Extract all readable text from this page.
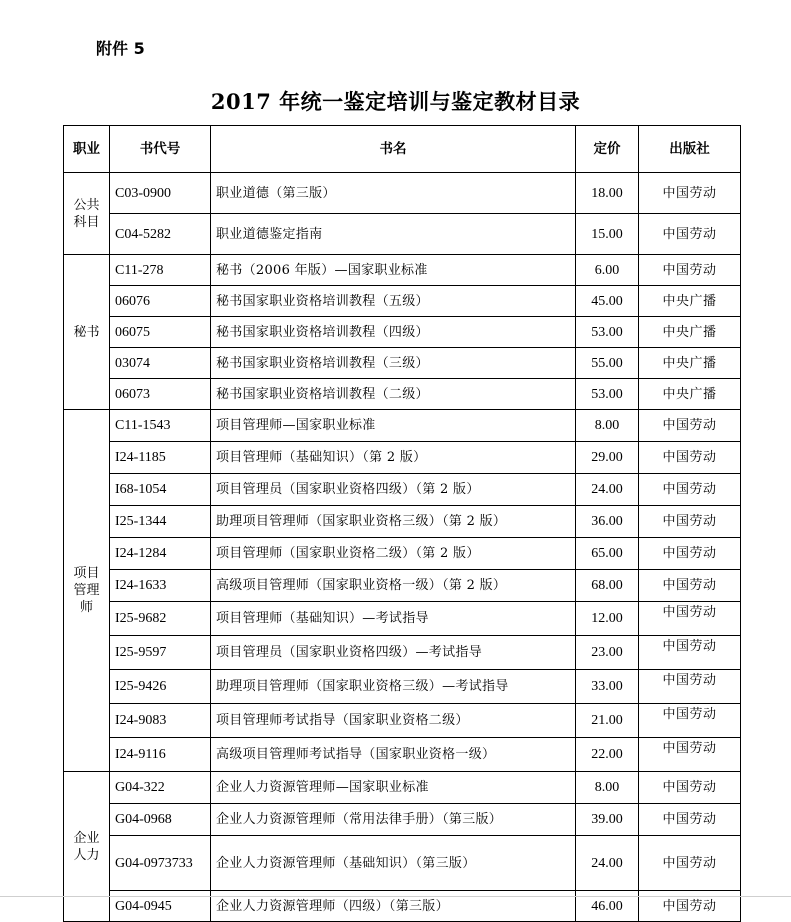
附件 5
2017 年统一鉴定培训与鉴定教材目录
职业	书代号	书名	定价	出版社
公共科目	C03-0900	职业道德（第三版）	18.00	中国劳动
	C04-5282	职业道德鉴定指南	15.00	中国劳动
秘书	C11-278	秘书（2006 年版）—国家职业标准	6.00	中国劳动
	06076	秘书国家职业资格培训教程（五级）	45.00	中央广播
	06075	秘书国家职业资格培训教程（四级）	53.00	中央广播
	03074	秘书国家职业资格培训教程（三级）	55.00	中央广播
	06073	秘书国家职业资格培训教程（二级）	53.00	中央广播
项目管理师	C11-1543	项目管理师—国家职业标准	8.00	中国劳动
	I24-1185	项目管理师（基础知识）（第 2 版）	29.00	中国劳动
	I68-1054	项目管理员（国家职业资格四级）（第 2 版）	24.00	中国劳动
	I25-1344	助理项目管理师（国家职业资格三级）（第 2 版）	36.00	中国劳动
	I24-1284	项目管理师（国家职业资格二级）（第 2 版）	65.00	中国劳动
	I24-1633	高级项目管理师（国家职业资格一级）（第 2 版）	68.00	中国劳动
	I25-9682	项目管理师（基础知识）—考试指导	12.00	中国劳动
	I25-9597	项目管理员（国家职业资格四级）—考试指导	23.00	中国劳动
	I25-9426	助理项目管理师（国家职业资格三级）—考试指导	33.00	中国劳动
	I24-9083	项目管理师考试指导（国家职业资格二级）	21.00	中国劳动
	I24-9116	高级项目管理师考试指导（国家职业资格一级）	22.00	中国劳动
企业人力	G04-322	企业人力资源管理师—国家职业标准	8.00	中国劳动
	G04-0968	企业人力资源管理师（常用法律手册）（第三版）	39.00	中国劳动
	G04-0973733	企业人力资源管理师（基础知识）（第三版）	24.00	中国劳动
	G04-0945	企业人力资源管理师（四级）（第三版）	46.00	中国劳动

####

WHAT TO DO
Which lines hold the string "中央广播"? List them all.

OUTPUT BELOW
	06076	秘书国家职业资格培训教程（五级）	45.00	中央广播
	06075	秘书国家职业资格培训教程（四级）	53.00	中央广播
	03074	秘书国家职业资格培训教程（三级）	55.00	中央广播
	06073	秘书国家职业资格培训教程（二级）	53.00	中央广播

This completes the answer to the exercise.